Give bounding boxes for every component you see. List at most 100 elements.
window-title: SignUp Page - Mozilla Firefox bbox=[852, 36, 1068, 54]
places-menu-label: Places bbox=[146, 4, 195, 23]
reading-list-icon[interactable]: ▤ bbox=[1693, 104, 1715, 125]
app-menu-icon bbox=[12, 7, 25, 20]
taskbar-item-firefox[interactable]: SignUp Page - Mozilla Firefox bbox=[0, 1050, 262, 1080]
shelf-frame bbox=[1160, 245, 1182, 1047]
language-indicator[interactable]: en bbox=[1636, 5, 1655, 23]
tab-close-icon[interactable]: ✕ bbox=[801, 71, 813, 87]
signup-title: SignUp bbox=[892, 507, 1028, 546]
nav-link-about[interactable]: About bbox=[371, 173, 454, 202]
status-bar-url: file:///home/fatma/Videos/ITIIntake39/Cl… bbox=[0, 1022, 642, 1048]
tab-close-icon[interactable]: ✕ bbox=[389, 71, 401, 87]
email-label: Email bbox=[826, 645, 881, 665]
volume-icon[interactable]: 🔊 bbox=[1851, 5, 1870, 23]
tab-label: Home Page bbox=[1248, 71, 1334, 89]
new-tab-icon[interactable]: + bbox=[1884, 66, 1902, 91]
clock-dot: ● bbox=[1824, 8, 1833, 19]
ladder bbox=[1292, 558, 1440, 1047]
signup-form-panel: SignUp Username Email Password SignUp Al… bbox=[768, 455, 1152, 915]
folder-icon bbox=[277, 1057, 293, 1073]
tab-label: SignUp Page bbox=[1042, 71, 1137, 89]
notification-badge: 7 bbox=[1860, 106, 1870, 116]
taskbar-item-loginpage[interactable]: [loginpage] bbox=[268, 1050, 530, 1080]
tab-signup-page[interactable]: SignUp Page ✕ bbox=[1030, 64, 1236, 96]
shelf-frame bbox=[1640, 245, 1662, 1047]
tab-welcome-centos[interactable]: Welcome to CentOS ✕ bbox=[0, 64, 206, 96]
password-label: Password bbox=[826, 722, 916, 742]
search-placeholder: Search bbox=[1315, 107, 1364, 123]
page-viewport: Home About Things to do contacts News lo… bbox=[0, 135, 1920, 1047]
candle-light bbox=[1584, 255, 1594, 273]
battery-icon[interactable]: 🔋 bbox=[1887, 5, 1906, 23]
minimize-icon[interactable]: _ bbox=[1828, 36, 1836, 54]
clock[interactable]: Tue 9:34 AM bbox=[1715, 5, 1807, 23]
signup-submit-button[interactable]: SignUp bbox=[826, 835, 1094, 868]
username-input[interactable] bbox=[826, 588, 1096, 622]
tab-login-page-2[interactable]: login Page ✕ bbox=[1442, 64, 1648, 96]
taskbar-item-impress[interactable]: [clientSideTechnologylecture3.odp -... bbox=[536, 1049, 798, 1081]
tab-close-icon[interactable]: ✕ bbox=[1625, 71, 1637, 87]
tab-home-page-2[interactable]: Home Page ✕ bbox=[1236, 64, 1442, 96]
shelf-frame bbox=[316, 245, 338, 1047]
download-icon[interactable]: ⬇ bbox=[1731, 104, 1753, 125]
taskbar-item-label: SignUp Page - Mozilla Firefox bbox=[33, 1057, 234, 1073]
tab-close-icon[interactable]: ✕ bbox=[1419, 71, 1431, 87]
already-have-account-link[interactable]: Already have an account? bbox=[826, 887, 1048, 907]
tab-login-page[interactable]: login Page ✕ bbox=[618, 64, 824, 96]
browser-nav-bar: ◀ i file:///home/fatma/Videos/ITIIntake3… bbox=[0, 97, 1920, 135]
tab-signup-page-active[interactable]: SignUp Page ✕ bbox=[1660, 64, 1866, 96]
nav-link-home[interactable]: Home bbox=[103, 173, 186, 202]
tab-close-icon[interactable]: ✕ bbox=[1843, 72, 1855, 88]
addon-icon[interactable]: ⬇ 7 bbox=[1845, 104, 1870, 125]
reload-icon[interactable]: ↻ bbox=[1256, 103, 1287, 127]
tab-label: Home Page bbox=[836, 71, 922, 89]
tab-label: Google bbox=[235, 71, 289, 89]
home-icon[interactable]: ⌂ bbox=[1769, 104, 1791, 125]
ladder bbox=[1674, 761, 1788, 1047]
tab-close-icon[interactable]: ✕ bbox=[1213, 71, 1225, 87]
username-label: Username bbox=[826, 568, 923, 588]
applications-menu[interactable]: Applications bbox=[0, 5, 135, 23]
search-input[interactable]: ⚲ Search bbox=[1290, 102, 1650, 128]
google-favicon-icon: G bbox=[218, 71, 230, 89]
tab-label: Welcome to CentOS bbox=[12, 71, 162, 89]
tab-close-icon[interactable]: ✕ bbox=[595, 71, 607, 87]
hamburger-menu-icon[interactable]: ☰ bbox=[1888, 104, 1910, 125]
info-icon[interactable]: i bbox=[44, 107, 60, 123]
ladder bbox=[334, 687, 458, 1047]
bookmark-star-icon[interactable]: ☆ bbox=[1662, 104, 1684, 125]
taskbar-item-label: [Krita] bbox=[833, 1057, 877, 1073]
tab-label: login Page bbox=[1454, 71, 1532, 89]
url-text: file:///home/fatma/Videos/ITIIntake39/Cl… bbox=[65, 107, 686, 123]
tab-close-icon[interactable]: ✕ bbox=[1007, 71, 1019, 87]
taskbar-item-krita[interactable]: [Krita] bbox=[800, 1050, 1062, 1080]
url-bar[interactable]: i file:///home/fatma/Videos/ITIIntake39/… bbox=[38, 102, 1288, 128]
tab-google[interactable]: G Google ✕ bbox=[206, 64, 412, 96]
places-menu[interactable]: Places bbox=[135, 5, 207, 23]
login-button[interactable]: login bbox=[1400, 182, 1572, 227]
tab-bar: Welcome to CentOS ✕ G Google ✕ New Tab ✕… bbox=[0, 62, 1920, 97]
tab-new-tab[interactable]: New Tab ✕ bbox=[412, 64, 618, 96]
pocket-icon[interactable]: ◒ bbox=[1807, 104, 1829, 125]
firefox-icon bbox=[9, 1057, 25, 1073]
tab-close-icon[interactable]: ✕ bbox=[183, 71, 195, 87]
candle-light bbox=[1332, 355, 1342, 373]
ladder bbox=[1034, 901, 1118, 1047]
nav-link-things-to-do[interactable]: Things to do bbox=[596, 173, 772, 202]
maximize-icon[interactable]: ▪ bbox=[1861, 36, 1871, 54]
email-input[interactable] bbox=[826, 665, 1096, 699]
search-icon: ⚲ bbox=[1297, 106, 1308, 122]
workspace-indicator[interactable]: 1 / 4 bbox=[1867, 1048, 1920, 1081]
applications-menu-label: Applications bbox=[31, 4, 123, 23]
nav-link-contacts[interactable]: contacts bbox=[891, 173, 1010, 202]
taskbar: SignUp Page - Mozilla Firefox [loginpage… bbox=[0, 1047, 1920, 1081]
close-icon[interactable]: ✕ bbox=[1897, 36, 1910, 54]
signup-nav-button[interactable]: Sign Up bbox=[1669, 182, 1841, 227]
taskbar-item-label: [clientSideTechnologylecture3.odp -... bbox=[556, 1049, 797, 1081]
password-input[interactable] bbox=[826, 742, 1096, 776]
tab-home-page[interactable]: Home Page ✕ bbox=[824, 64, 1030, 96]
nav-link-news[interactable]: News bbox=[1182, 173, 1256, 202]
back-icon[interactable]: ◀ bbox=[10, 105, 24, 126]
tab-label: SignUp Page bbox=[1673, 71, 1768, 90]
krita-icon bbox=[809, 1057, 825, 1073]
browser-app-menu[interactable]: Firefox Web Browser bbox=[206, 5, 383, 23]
--- --- ---
▸ PROBLEM DETAILS
Copy the entire listing above line for line, without changing anything.

▸ WRITTEN ANSWER
Give bounding boxes for every component you see. List at most 100 elements.
window-title: SignUp Page - Mozilla Firefox bbox=[852, 36, 1068, 54]
places-menu-label: Places bbox=[146, 4, 195, 23]
reading-list-icon[interactable]: ▤ bbox=[1693, 104, 1715, 125]
app-menu-icon bbox=[12, 7, 25, 20]
taskbar-item-firefox[interactable]: SignUp Page - Mozilla Firefox bbox=[0, 1050, 262, 1080]
shelf-frame bbox=[1160, 245, 1182, 1047]
language-indicator[interactable]: en bbox=[1636, 5, 1655, 23]
tab-close-icon[interactable]: ✕ bbox=[801, 71, 813, 87]
signup-title: SignUp bbox=[892, 507, 1028, 546]
nav-link-about[interactable]: About bbox=[371, 173, 454, 202]
status-bar-url: file:///home/fatma/Videos/ITIIntake39/Cl… bbox=[0, 1022, 642, 1048]
tab-close-icon[interactable]: ✕ bbox=[389, 71, 401, 87]
email-label: Email bbox=[826, 645, 881, 665]
volume-icon[interactable]: 🔊 bbox=[1851, 5, 1870, 23]
tab-label: Home Page bbox=[1248, 71, 1334, 89]
new-tab-icon[interactable]: + bbox=[1884, 66, 1902, 91]
clock-dot: ● bbox=[1824, 8, 1833, 19]
ladder bbox=[1292, 558, 1440, 1047]
signup-form-panel: SignUp Username Email Password SignUp Al… bbox=[768, 455, 1152, 915]
folder-icon bbox=[277, 1057, 293, 1073]
tab-label: SignUp Page bbox=[1042, 71, 1137, 89]
notification-badge: 7 bbox=[1860, 106, 1870, 116]
taskbar-item-loginpage[interactable]: [loginpage] bbox=[268, 1050, 530, 1080]
tab-signup-page[interactable]: SignUp Page ✕ bbox=[1030, 64, 1236, 96]
shelf-frame bbox=[1640, 245, 1662, 1047]
tab-welcome-centos[interactable]: Welcome to CentOS ✕ bbox=[0, 64, 206, 96]
password-label: Password bbox=[826, 722, 916, 742]
search-placeholder: Search bbox=[1315, 107, 1364, 123]
page-viewport: Home About Things to do contacts News lo… bbox=[0, 135, 1920, 1047]
candle-light bbox=[1584, 255, 1594, 273]
battery-icon[interactable]: 🔋 bbox=[1887, 5, 1906, 23]
minimize-icon[interactable]: _ bbox=[1828, 36, 1836, 54]
clock[interactable]: Tue 9:34 AM bbox=[1715, 5, 1807, 23]
signup-submit-button[interactable]: SignUp bbox=[826, 835, 1094, 868]
username-input[interactable] bbox=[826, 588, 1096, 622]
tab-login-page-2[interactable]: login Page ✕ bbox=[1442, 64, 1648, 96]
taskbar-item-impress[interactable]: [clientSideTechnologylecture3.odp -... bbox=[536, 1049, 798, 1081]
tab-close-icon[interactable]: ✕ bbox=[1625, 71, 1637, 87]
tab-home-page-2[interactable]: Home Page ✕ bbox=[1236, 64, 1442, 96]
shelf-frame bbox=[316, 245, 338, 1047]
download-icon[interactable]: ⬇ bbox=[1731, 104, 1753, 125]
taskbar-item-label: SignUp Page - Mozilla Firefox bbox=[33, 1057, 234, 1073]
tab-close-icon[interactable]: ✕ bbox=[1419, 71, 1431, 87]
already-have-account-link[interactable]: Already have an account? bbox=[826, 887, 1048, 907]
tab-login-page[interactable]: login Page ✕ bbox=[618, 64, 824, 96]
browser-nav-bar: ◀ i file:///home/fatma/Videos/ITIIntake3… bbox=[0, 97, 1920, 135]
tab-signup-page-active[interactable]: SignUp Page ✕ bbox=[1660, 64, 1866, 96]
nav-link-home[interactable]: Home bbox=[103, 173, 186, 202]
tab-close-icon[interactable]: ✕ bbox=[1843, 72, 1855, 88]
addon-icon[interactable]: ⬇ 7 bbox=[1845, 104, 1870, 125]
reload-icon[interactable]: ↻ bbox=[1256, 103, 1287, 127]
tab-label: Home Page bbox=[836, 71, 922, 89]
tab-label: Google bbox=[235, 71, 289, 89]
home-icon[interactable]: ⌂ bbox=[1769, 104, 1791, 125]
ladder bbox=[1674, 761, 1788, 1047]
tab-close-icon[interactable]: ✕ bbox=[1213, 71, 1225, 87]
username-label: Username bbox=[826, 568, 923, 588]
applications-menu[interactable]: Applications bbox=[0, 5, 135, 23]
search-input[interactable]: ⚲ Search bbox=[1290, 102, 1650, 128]
google-favicon-icon: G bbox=[218, 71, 230, 89]
tab-label: Welcome to CentOS bbox=[12, 71, 162, 89]
tab-close-icon[interactable]: ✕ bbox=[595, 71, 607, 87]
hamburger-menu-icon[interactable]: ☰ bbox=[1888, 104, 1910, 125]
info-icon[interactable]: i bbox=[44, 107, 60, 123]
ladder bbox=[334, 687, 458, 1047]
bookmark-star-icon[interactable]: ☆ bbox=[1662, 104, 1684, 125]
taskbar-item-label: [Krita] bbox=[833, 1057, 877, 1073]
tab-label: login Page bbox=[1454, 71, 1532, 89]
url-text: file:///home/fatma/Videos/ITIIntake39/Cl… bbox=[65, 107, 686, 123]
tab-close-icon[interactable]: ✕ bbox=[1007, 71, 1019, 87]
taskbar-item-krita[interactable]: [Krita] bbox=[800, 1050, 1062, 1080]
url-bar[interactable]: i file:///home/fatma/Videos/ITIIntake39/… bbox=[38, 102, 1288, 128]
tab-google[interactable]: G Google ✕ bbox=[206, 64, 412, 96]
places-menu[interactable]: Places bbox=[135, 5, 207, 23]
login-button[interactable]: login bbox=[1400, 182, 1572, 227]
tab-bar: Welcome to CentOS ✕ G Google ✕ New Tab ✕… bbox=[0, 62, 1920, 97]
tab-new-tab[interactable]: New Tab ✕ bbox=[412, 64, 618, 96]
pocket-icon[interactable]: ◒ bbox=[1807, 104, 1829, 125]
firefox-icon bbox=[9, 1057, 25, 1073]
tab-close-icon[interactable]: ✕ bbox=[183, 71, 195, 87]
candle-light bbox=[1332, 355, 1342, 373]
ladder bbox=[1034, 901, 1118, 1047]
nav-link-things-to-do[interactable]: Things to do bbox=[596, 173, 772, 202]
maximize-icon[interactable]: ▪ bbox=[1861, 36, 1871, 54]
email-input[interactable] bbox=[826, 665, 1096, 699]
search-icon: ⚲ bbox=[1297, 106, 1308, 122]
workspace-indicator[interactable]: 1 / 4 bbox=[1867, 1048, 1920, 1081]
applications-menu-label: Applications bbox=[31, 4, 123, 23]
nav-link-contacts[interactable]: contacts bbox=[891, 173, 1010, 202]
taskbar: SignUp Page - Mozilla Firefox [loginpage… bbox=[0, 1047, 1920, 1081]
close-icon[interactable]: ✕ bbox=[1897, 36, 1910, 54]
signup-nav-button[interactable]: Sign Up bbox=[1669, 182, 1841, 227]
taskbar-item-label: [clientSideTechnologylecture3.odp -... bbox=[556, 1049, 797, 1081]
password-input[interactable] bbox=[826, 742, 1096, 776]
tab-home-page[interactable]: Home Page ✕ bbox=[824, 64, 1030, 96]
nav-link-news[interactable]: News bbox=[1182, 173, 1256, 202]
back-icon[interactable]: ◀ bbox=[10, 105, 24, 126]
tab-label: SignUp Page bbox=[1673, 71, 1768, 90]
krita-icon bbox=[809, 1057, 825, 1073]
browser-app-menu[interactable]: Firefox Web Browser bbox=[206, 5, 383, 23]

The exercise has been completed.